* Begin *

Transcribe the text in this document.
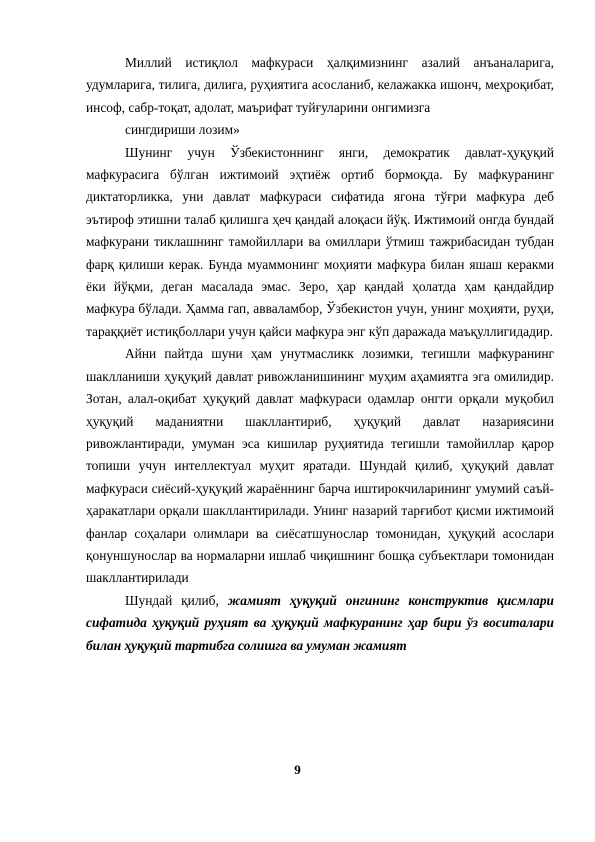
Миллий истиқлол мафкураси ҳалқимизнинг азалий анъаналарига, удумларига, тилига, дилига, руҳиятига асосланиб, келажакка ишонч, меҳроқибат, инсоф, сабр-тоқат, адолат, маърифат туйғуларини онгимизга

сингдириши лозим»

Шунинг учун Ўзбекистоннинг янги, демократик давлат-ҳуқуқий мафкурасига бўлган ижтимоий эҳтиёж ортиб бормоқда. Бу мафкуранинг диктаторликка, уни давлат мафкураси сифатида ягона тўғри мафкура деб эътироф этишни талаб қилишга ҳеч қандай алоқаси йўқ. Ижтимоий онгда бундай мафкурани тиклашнинг тамойиллари ва омиллари ўтмиш тажрибасидан тубдан фарқ қилиши керак. Бунда муаммонинг моҳияти мафкура билан яшаш керакми ёки йўқми, деган масалада эмас. Зеро, ҳар қандай ҳолатда ҳам қандайдир мафкура бўлади. Ҳамма гап, авваламбор, Ўзбекистон учун, унинг моҳияти, руҳи, тараққиёт истиқболлари учун қайси мафкура энг кўп даражада маъқуллигидадир.

Айни пайтда шуни ҳам унутмасликк лозимки, тегишли мафкуранинг шаклланиши ҳуқуқий давлат ривожланишининг муҳим аҳамиятга эга омилидир. Зотан, алал-оқибат ҳуқуқий давлат мафкураси одамлар онгги орқали муқобил ҳуқуқий маданиятни шакллантириб, ҳуқуқий давлат назариясини ривожлантиради, умуман эса кишилар руҳиятида тегишли тамойиллар қарор топиши учун интеллектуал муҳит яратади. Шундай қилиб, ҳуқуқий давлат мафкураси сиёсий-ҳуқуқий жараённинг барча иштирокчиларининг умумий саъй-ҳаракатлари орқали шакллантирилади. Унинг назарий тарғибот қисми ижтимоий фанлар соҳалари олимлари ва сиёсатшунослар томонидан, ҳуқуқий асослари қонуншунослар ва нормаларни ишлаб чиқишнинг бошқа субъектлари томонидан шакллантирилади

Шундай қилиб, жамият ҳуқуқий онгининг конструктив қисмлари сифатида ҳуқуқий руҳият ва ҳуқуқий мафкуранинг ҳар бири ўз воситалари билан ҳуқуқий тартибга солишга ва умуман жамият

9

* End *

Exercise description:
All of the material above is to be copied exactly, except for its images.

Solution:
Transcribe the text in this document.
Миллий истиқлол мафкураси ҳалқимизнинг азалий анъаналарига, удумларига, тилига, дилига, руҳиятига асосланиб, келажакка ишонч, меҳроқибат, инсоф, сабр-тоқат, адолат, маърифат туйғуларини онгимизга

сингдириши лозим»

Шунинг учун Ўзбекистоннинг янги, демократик давлат-ҳуқуқий мафкурасига бўлган ижтимоий эҳтиёж ортиб бормоқда. Бу мафкуранинг диктаторликка, уни давлат мафкураси сифатида ягона тўғри мафкура деб эътироф этишни талаб қилишга ҳеч қандай алоқаси йўқ. Ижтимоий онгда бундай мафкурани тиклашнинг тамойиллари ва омиллари ўтмиш тажрибасидан тубдан фарқ қилиши керак. Бунда муаммонинг моҳияти мафкура билан яшаш керакми ёки йўқми, деган масалада эмас. Зеро, ҳар қандай ҳолатда ҳам қандайдир мафкура бўлади. Ҳамма гап, авваламбор, Ўзбекистон учун, унинг моҳияти, руҳи, тараққиёт истиқболлари учун қайси мафкура энг кўп даражада маъқуллигидадир.

Айни пайтда шуни ҳам унутмасликк лозимки, тегишли мафкуранинг шаклланиши ҳуқуқий давлат ривожланишининг муҳим аҳамиятга эга омилидир. Зотан, алал-оқибат ҳуқуқий давлат мафкураси одамлар онгги орқали муқобил ҳуқуқий маданиятни шакллантириб, ҳуқуқий давлат назариясини ривожлантиради, умуман эса кишилар руҳиятида тегишли тамойиллар қарор топиши учун интеллектуал муҳит яратади. Шундай қилиб, ҳуқуқий давлат мафкураси сиёсий-ҳуқуқий жараённинг барча иштирокчиларининг умумий саъй-ҳаракатлари орқали шакллантирилади. Унинг назарий тарғибот қисми ижтимоий фанлар соҳалари олимлари ва сиёсатшунослар томонидан, ҳуқуқий асослари қонуншунослар ва нормаларни ишлаб чиқишнинг бошқа субъектлари томонидан шакллантирилади

Шундай қилиб, жамият ҳуқуқий онгининг конструктив қисмлари сифатида ҳуқуқий руҳият ва ҳуқуқий мафкуранинг ҳар бири ўз воситалари билан ҳуқуқий тартибга солишга ва умуман жамият

9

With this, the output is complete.